| TASK STATEMENT |
Give back the full listing verbatim, apart from its images.

(Dataset items)
────
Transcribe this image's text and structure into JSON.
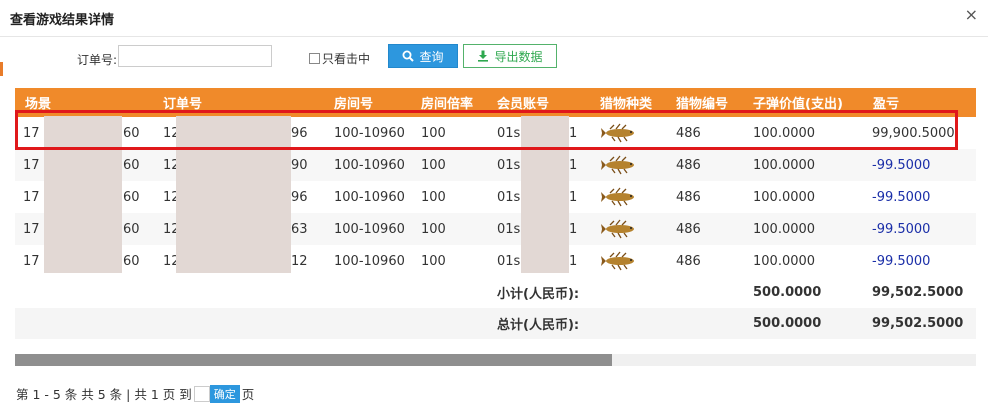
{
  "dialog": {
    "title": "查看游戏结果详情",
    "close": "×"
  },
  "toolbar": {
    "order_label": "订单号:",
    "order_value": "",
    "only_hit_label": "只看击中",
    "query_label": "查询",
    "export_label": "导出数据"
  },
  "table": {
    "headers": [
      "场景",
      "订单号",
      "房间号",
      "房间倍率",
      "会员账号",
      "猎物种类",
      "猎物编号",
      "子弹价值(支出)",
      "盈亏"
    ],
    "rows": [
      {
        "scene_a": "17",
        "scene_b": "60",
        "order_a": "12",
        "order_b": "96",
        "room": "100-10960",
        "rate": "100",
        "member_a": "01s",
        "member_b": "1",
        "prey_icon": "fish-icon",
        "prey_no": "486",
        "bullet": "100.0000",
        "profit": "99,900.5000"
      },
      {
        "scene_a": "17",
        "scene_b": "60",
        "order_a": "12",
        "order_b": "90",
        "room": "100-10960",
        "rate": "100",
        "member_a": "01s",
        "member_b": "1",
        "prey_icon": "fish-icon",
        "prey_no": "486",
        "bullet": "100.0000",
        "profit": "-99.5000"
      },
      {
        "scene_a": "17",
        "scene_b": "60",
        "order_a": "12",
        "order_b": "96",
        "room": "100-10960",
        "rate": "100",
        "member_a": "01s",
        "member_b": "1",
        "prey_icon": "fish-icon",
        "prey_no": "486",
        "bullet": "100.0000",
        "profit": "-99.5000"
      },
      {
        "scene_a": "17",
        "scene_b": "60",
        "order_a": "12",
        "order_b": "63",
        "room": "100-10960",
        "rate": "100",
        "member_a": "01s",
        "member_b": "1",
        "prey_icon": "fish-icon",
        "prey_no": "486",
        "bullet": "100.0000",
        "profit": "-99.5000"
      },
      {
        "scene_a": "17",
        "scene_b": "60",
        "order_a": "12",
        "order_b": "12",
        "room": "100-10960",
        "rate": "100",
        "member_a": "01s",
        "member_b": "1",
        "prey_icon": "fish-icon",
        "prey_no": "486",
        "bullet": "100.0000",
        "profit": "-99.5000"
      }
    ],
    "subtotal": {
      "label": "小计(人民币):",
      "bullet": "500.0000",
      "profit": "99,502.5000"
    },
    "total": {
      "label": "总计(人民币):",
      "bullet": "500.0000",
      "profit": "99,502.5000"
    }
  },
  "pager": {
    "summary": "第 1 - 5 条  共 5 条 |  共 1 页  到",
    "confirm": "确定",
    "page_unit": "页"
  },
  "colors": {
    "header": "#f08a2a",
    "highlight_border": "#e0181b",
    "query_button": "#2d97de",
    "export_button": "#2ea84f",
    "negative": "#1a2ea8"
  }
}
────
| EXERCISE ANSWER |
Transcribe this image's text and structure into JSON.
{
  "dialog": {
    "title": "查看游戏结果详情",
    "close": "×"
  },
  "toolbar": {
    "order_label": "订单号:",
    "order_value": "",
    "only_hit_label": "只看击中",
    "query_label": "查询",
    "export_label": "导出数据"
  },
  "table": {
    "headers": [
      "场景",
      "订单号",
      "房间号",
      "房间倍率",
      "会员账号",
      "猎物种类",
      "猎物编号",
      "子弹价值(支出)",
      "盈亏"
    ],
    "rows": [
      {
        "scene_a": "17",
        "scene_b": "60",
        "order_a": "12",
        "order_b": "96",
        "room": "100-10960",
        "rate": "100",
        "member_a": "01s",
        "member_b": "1",
        "prey_icon": "fish-icon",
        "prey_no": "486",
        "bullet": "100.0000",
        "profit": "99,900.5000"
      },
      {
        "scene_a": "17",
        "scene_b": "60",
        "order_a": "12",
        "order_b": "90",
        "room": "100-10960",
        "rate": "100",
        "member_a": "01s",
        "member_b": "1",
        "prey_icon": "fish-icon",
        "prey_no": "486",
        "bullet": "100.0000",
        "profit": "-99.5000"
      },
      {
        "scene_a": "17",
        "scene_b": "60",
        "order_a": "12",
        "order_b": "96",
        "room": "100-10960",
        "rate": "100",
        "member_a": "01s",
        "member_b": "1",
        "prey_icon": "fish-icon",
        "prey_no": "486",
        "bullet": "100.0000",
        "profit": "-99.5000"
      },
      {
        "scene_a": "17",
        "scene_b": "60",
        "order_a": "12",
        "order_b": "63",
        "room": "100-10960",
        "rate": "100",
        "member_a": "01s",
        "member_b": "1",
        "prey_icon": "fish-icon",
        "prey_no": "486",
        "bullet": "100.0000",
        "profit": "-99.5000"
      },
      {
        "scene_a": "17",
        "scene_b": "60",
        "order_a": "12",
        "order_b": "12",
        "room": "100-10960",
        "rate": "100",
        "member_a": "01s",
        "member_b": "1",
        "prey_icon": "fish-icon",
        "prey_no": "486",
        "bullet": "100.0000",
        "profit": "-99.5000"
      }
    ],
    "subtotal": {
      "label": "小计(人民币):",
      "bullet": "500.0000",
      "profit": "99,502.5000"
    },
    "total": {
      "label": "总计(人民币):",
      "bullet": "500.0000",
      "profit": "99,502.5000"
    }
  },
  "pager": {
    "summary": "第 1 - 5 条  共 5 条 |  共 1 页  到",
    "confirm": "确定",
    "page_unit": "页"
  },
  "colors": {
    "header": "#f08a2a",
    "highlight_border": "#e0181b",
    "query_button": "#2d97de",
    "export_button": "#2ea84f",
    "negative": "#1a2ea8"
  }
}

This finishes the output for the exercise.